▶ **WHAT IS EXPECTED**:
Transcribe the listing word for word.

▶ **STORED RECORDS**:
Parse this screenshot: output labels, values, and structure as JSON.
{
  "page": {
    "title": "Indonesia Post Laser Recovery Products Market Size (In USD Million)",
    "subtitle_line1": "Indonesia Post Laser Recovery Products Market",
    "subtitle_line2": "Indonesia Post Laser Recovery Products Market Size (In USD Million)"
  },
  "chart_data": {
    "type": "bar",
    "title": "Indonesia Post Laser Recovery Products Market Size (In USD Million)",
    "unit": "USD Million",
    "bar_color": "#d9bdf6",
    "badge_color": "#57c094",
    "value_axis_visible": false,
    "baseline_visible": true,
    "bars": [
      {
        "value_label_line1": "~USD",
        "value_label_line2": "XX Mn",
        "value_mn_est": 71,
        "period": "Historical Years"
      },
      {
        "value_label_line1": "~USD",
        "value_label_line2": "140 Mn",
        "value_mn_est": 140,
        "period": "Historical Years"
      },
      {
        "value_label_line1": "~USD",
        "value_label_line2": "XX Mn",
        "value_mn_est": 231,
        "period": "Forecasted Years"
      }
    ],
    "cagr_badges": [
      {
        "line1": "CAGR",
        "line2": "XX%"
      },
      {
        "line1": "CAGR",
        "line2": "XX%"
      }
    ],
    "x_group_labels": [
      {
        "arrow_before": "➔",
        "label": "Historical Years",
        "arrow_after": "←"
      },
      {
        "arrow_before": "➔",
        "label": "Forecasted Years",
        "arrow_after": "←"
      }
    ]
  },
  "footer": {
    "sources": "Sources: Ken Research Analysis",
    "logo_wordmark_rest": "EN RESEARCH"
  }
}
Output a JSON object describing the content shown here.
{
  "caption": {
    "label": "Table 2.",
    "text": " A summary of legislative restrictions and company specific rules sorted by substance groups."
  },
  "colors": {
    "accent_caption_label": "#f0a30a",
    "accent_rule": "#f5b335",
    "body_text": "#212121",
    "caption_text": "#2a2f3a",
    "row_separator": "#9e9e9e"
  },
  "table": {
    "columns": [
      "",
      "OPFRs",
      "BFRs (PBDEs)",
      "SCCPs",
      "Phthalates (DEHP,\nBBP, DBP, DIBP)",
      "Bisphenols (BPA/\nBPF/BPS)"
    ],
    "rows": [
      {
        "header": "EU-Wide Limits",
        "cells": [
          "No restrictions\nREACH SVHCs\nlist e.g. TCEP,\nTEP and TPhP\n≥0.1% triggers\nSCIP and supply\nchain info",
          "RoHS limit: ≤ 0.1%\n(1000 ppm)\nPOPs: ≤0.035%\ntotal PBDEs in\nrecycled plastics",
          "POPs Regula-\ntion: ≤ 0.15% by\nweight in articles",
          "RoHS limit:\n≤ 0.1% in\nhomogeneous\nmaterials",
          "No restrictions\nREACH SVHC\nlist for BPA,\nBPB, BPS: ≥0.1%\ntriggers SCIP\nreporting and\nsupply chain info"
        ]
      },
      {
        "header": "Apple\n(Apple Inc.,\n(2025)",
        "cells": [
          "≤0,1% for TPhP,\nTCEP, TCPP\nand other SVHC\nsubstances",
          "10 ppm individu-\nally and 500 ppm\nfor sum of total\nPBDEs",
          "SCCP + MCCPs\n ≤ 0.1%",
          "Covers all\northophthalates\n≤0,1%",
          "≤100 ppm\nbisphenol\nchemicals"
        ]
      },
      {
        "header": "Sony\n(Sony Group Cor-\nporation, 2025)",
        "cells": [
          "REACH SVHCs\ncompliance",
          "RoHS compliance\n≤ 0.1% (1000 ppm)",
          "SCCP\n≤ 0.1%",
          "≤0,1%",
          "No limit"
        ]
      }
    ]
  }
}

▶ **RIGHT ANSWER**:
Parse this screenshot: output labels, values, and structure as JSON.
{
  "page": {
    "title": "Indonesia Post Laser Recovery Products Market Size (In USD Million)",
    "subtitle_line1": "Indonesia Post Laser Recovery Products Market",
    "subtitle_line2": "Indonesia Post Laser Recovery Products Market Size (In USD Million)"
  },
  "chart_data": {
    "type": "bar",
    "title": "Indonesia Post Laser Recovery Products Market Size (In USD Million)",
    "unit": "USD Million",
    "bar_color": "#d9bdf6",
    "badge_color": "#57c094",
    "value_axis_visible": false,
    "baseline_visible": true,
    "bars": [
      {
        "value_label_line1": "~USD",
        "value_label_line2": "XX Mn",
        "value_mn_est": 71,
        "period": "Historical Years"
      },
      {
        "value_label_line1": "~USD",
        "value_label_line2": "140 Mn",
        "value_mn_est": 140,
        "period": "Historical Years"
      },
      {
        "value_label_line1": "~USD",
        "value_label_line2": "XX Mn",
        "value_mn_est": 231,
        "period": "Forecasted Years"
      }
    ],
    "cagr_badges": [
      {
        "line1": "CAGR",
        "line2": "XX%"
      },
      {
        "line1": "CAGR",
        "line2": "XX%"
      }
    ],
    "x_group_labels": [
      {
        "arrow_before": "➔",
        "label": "Historical Years",
        "arrow_after": "←"
      },
      {
        "arrow_before": "➔",
        "label": "Forecasted Years",
        "arrow_after": "←"
      }
    ]
  },
  "footer": {
    "sources": "Sources: Ken Research Analysis",
    "logo_wordmark_rest": "EN RESEARCH"
  }
}
Output a JSON object describing the content shown here.
{
  "caption": {
    "label": "Table 2.",
    "text": " A summary of legislative restrictions and company specific rules sorted by substance groups."
  },
  "colors": {
    "accent_caption_label": "#f0a30a",
    "accent_rule": "#f5b335",
    "body_text": "#212121",
    "caption_text": "#2a2f3a",
    "row_separator": "#9e9e9e"
  },
  "table": {
    "columns": [
      "",
      "OPFRs",
      "BFRs (PBDEs)",
      "SCCPs",
      "Phthalates (DEHP,\nBBP, DBP, DIBP)",
      "Bisphenols (BPA/\nBPF/BPS)"
    ],
    "rows": [
      {
        "header": "EU-Wide Limits",
        "cells": [
          "No restrictions\nREACH SVHCs\nlist e.g. TCEP,\nTEP and TPhP\n≥0.1% triggers\nSCIP and supply\nchain info",
          "RoHS limit: ≤ 0.1%\n(1000 ppm)\nPOPs: ≤0.035%\ntotal PBDEs in\nrecycled plastics",
          "POPs Regula-\ntion: ≤ 0.15% by\nweight in articles",
          "RoHS limit:\n≤ 0.1% in\nhomogeneous\nmaterials",
          "No restrictions\nREACH SVHC\nlist for BPA,\nBPB, BPS: ≥0.1%\ntriggers SCIP\nreporting and\nsupply chain info"
        ]
      },
      {
        "header": "Apple\n(Apple Inc.,\n(2025)",
        "cells": [
          "≤0,1% for TPhP,\nTCEP, TCPP\nand other SVHC\nsubstances",
          "10 ppm individu-\nally and 500 ppm\nfor sum of total\nPBDEs",
          "SCCP + MCCPs\n ≤ 0.1%",
          "Covers all\northophthalates\n≤0,1%",
          "≤100 ppm\nbisphenol\nchemicals"
        ]
      },
      {
        "header": "Sony\n(Sony Group Cor-\nporation, 2025)",
        "cells": [
          "REACH SVHCs\ncompliance",
          "RoHS compliance\n≤ 0.1% (1000 ppm)",
          "SCCP\n≤ 0.1%",
          "≤0,1%",
          "No limit"
        ]
      }
    ]
  }
}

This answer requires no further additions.